• Work required: Find all the lines with "Outlfow" and gather them.

====== Task data ======

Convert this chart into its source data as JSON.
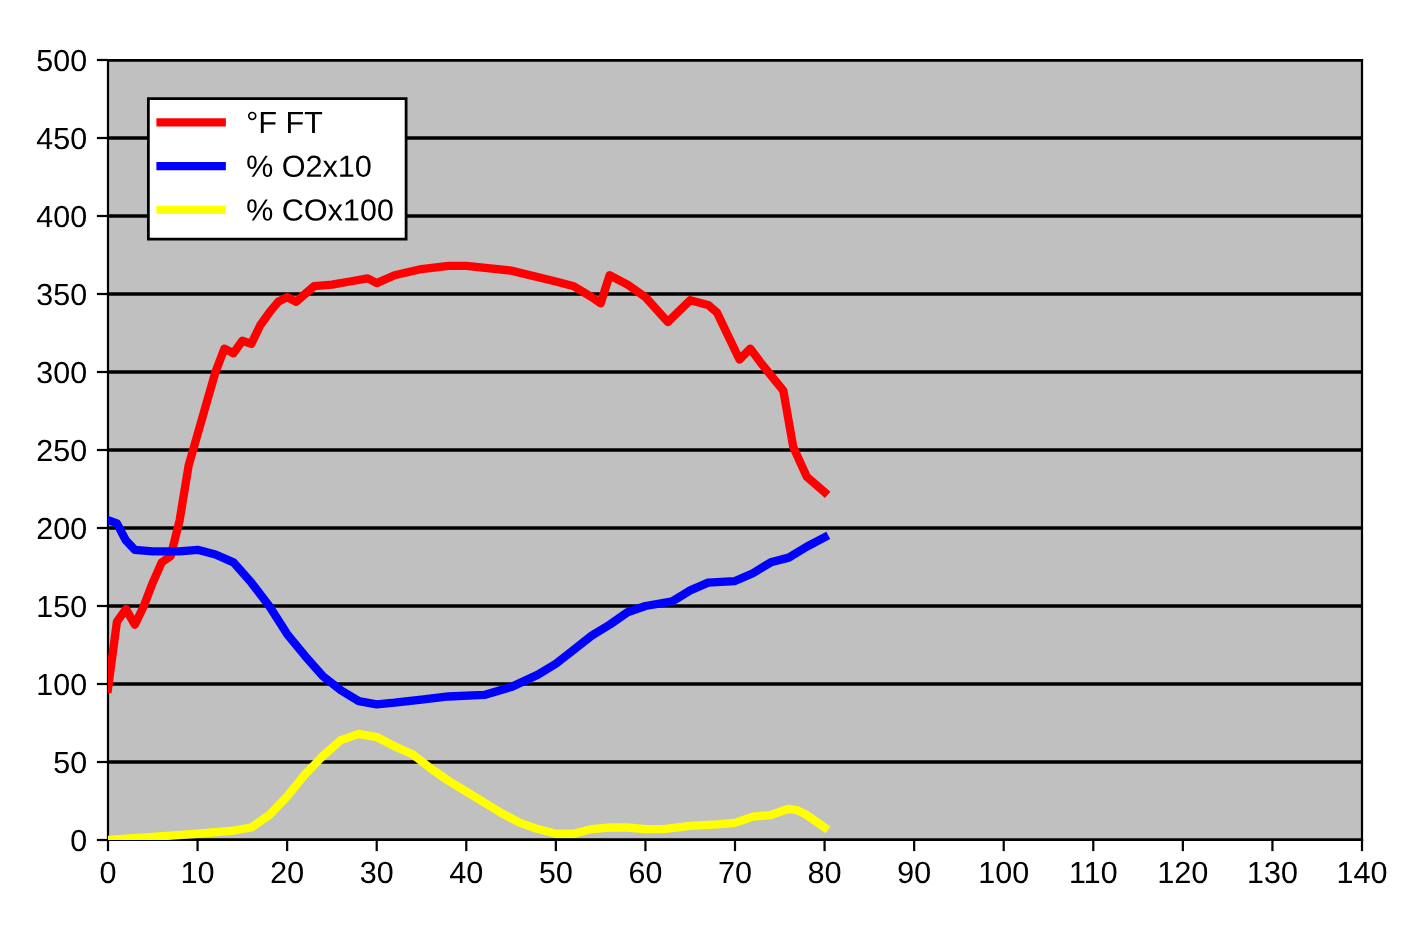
{
  "chart_data": {
    "type": "line",
    "xlim": [
      0,
      140
    ],
    "xticks": [
      0,
      10,
      20,
      30,
      40,
      50,
      60,
      70,
      80,
      90,
      100,
      110,
      120,
      130,
      140
    ],
    "ylim": [
      0,
      500
    ],
    "yticks": [
      0,
      50,
      100,
      150,
      200,
      250,
      300,
      350,
      400,
      450,
      500
    ],
    "grid": "y",
    "legend": "top left",
    "marker": "none",
    "line_style": "solid",
    "series": [
      {
        "name": "°F FT",
        "color": "#ff0000",
        "x": [
          0,
          1,
          2,
          3,
          4,
          5,
          6,
          7,
          8,
          9,
          10,
          11,
          12,
          13,
          14,
          15,
          16,
          17,
          18,
          19,
          20,
          21,
          22,
          23,
          25,
          27,
          29,
          30,
          32,
          35,
          38,
          40,
          45,
          50,
          52,
          54,
          55,
          56,
          58,
          60,
          62.5,
          65,
          67,
          68,
          70.5,
          71.7,
          73,
          75.4,
          76.5,
          78,
          80
        ],
        "values": [
          97,
          140,
          148,
          138,
          150,
          165,
          178,
          182,
          205,
          240,
          260,
          280,
          300,
          315,
          312,
          320,
          318,
          330,
          338,
          345,
          348,
          345,
          350,
          355,
          356,
          358,
          360,
          357,
          362,
          366,
          368,
          368,
          365,
          358,
          355,
          348,
          344,
          362,
          356,
          348,
          332,
          346,
          343,
          338,
          308,
          315,
          305,
          288,
          252,
          233,
          223
        ]
      },
      {
        "name": "% O2x10",
        "color": "#0000ff",
        "x": [
          0,
          1,
          2,
          3,
          5,
          8,
          10,
          12,
          14,
          16,
          18,
          20,
          22,
          24,
          26,
          28,
          30,
          32,
          35,
          38,
          42,
          45,
          48,
          50,
          52,
          54,
          56,
          58,
          60,
          63,
          65,
          67,
          70,
          72,
          74,
          76,
          78,
          80
        ],
        "values": [
          205,
          203,
          192,
          186,
          185,
          185,
          186,
          183,
          178,
          165,
          150,
          132,
          118,
          105,
          96,
          89,
          87,
          88,
          90,
          92,
          93,
          98,
          106,
          113,
          122,
          131,
          138,
          146,
          150,
          153,
          160,
          165,
          166,
          171,
          178,
          181,
          188,
          194
        ]
      },
      {
        "name": "% COx100",
        "color": "#ffff00",
        "x": [
          0,
          5,
          10,
          14,
          16,
          18,
          20,
          22,
          24,
          26,
          28,
          30,
          32,
          34,
          36,
          38,
          40,
          42,
          44,
          46,
          48,
          50,
          52,
          54,
          56,
          58,
          60,
          62,
          65,
          68,
          70,
          72,
          74,
          76,
          77,
          78,
          80
        ],
        "values": [
          0,
          2,
          4,
          6,
          8,
          16,
          28,
          42,
          54,
          64,
          68,
          66,
          60,
          55,
          46,
          38,
          31,
          24,
          17,
          11,
          7,
          4,
          4,
          7,
          8,
          8,
          7,
          7,
          9,
          10,
          11,
          15,
          16,
          20,
          19,
          16,
          8
        ]
      }
    ]
  }
}
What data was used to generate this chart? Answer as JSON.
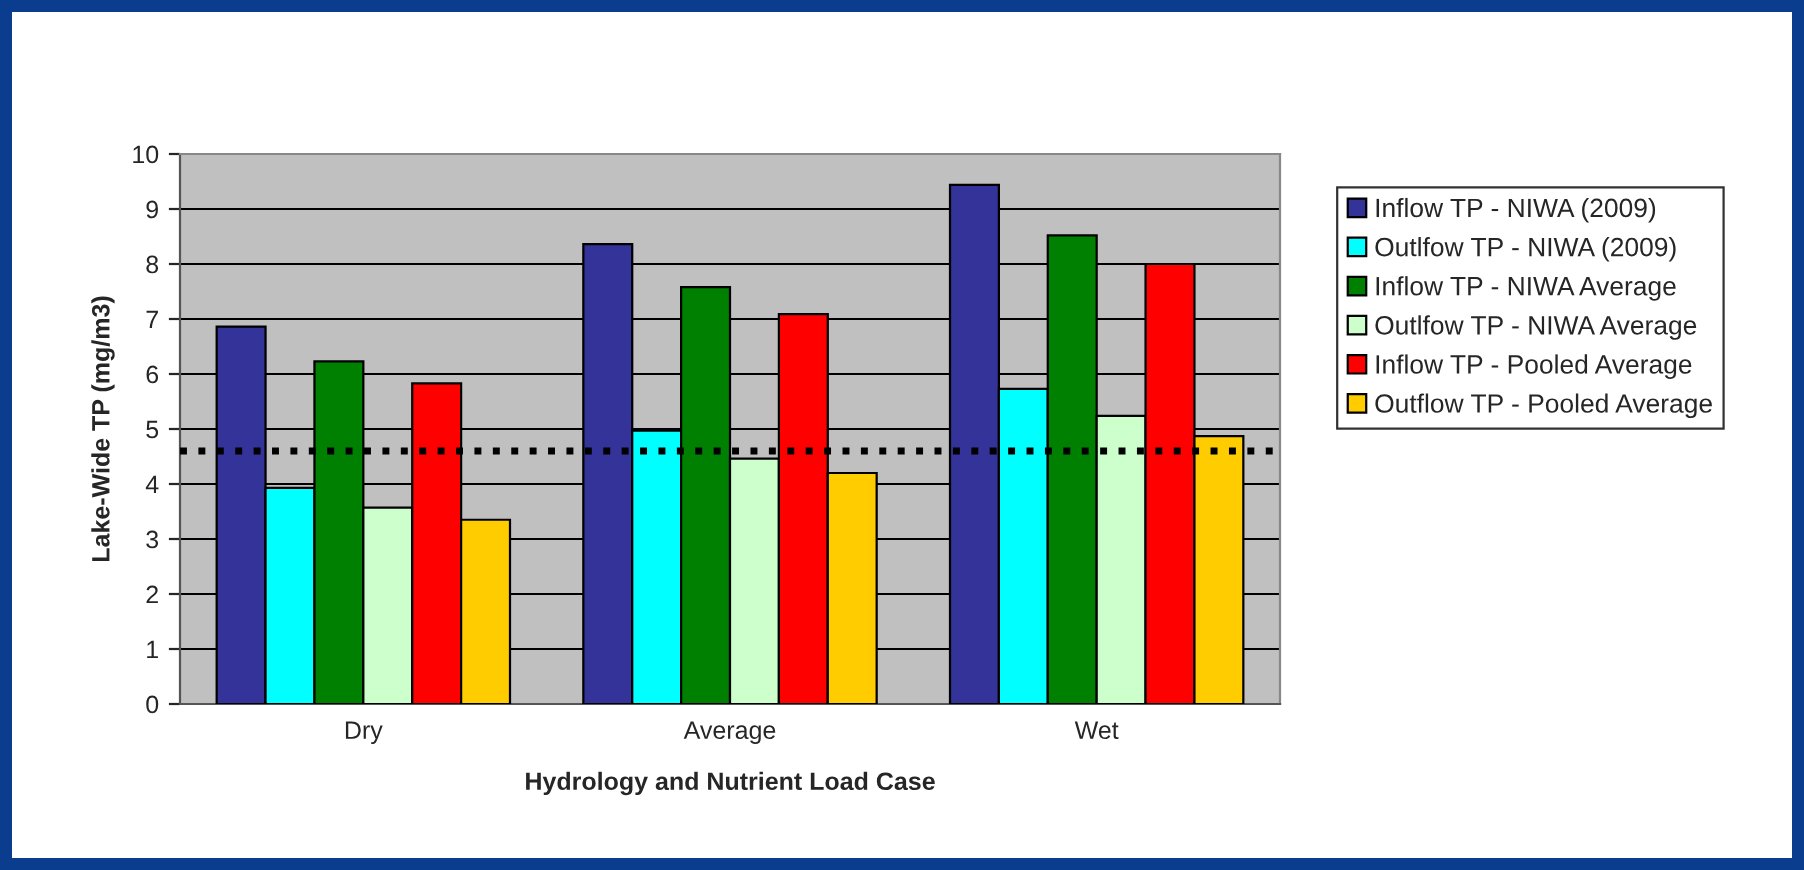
{
  "chart_data": {
    "type": "bar",
    "xlabel": "Hydrology and Nutrient Load Case",
    "ylabel": "Lake-Wide TP (mg/m3)",
    "categories": [
      "Dry",
      "Average",
      "Wet"
    ],
    "series": [
      {
        "name": "Inflow TP - NIWA (2009)",
        "color": "#333399",
        "values": [
          6.86,
          8.36,
          9.44
        ]
      },
      {
        "name": "Outlfow TP - NIWA (2009)",
        "color": "#00ffff",
        "values": [
          3.93,
          4.97,
          5.73
        ]
      },
      {
        "name": "Inflow TP - NIWA Average",
        "color": "#008000",
        "values": [
          6.23,
          7.58,
          8.52
        ]
      },
      {
        "name": "Outlfow TP - NIWA Average",
        "color": "#ccffcc",
        "values": [
          3.57,
          4.46,
          5.24
        ]
      },
      {
        "name": "Inflow TP - Pooled Average",
        "color": "#ff0000",
        "values": [
          5.83,
          7.09,
          8.0
        ]
      },
      {
        "name": "Outflow TP - Pooled Average",
        "color": "#ffcc00",
        "values": [
          3.35,
          4.2,
          4.87
        ]
      }
    ],
    "ylim": [
      0,
      10
    ],
    "yticks": [
      0,
      1,
      2,
      3,
      4,
      5,
      6,
      7,
      8,
      9,
      10
    ],
    "ref_lines": [
      {
        "axis": "y",
        "value": 4.6,
        "color": "#000000",
        "line_style": "dotted"
      }
    ],
    "grid": "y",
    "legend": "right"
  }
}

======

• Right answer:
        "name": "Outlfow TP - NIWA (2009)",
        "name": "Outlfow TP - NIWA Average",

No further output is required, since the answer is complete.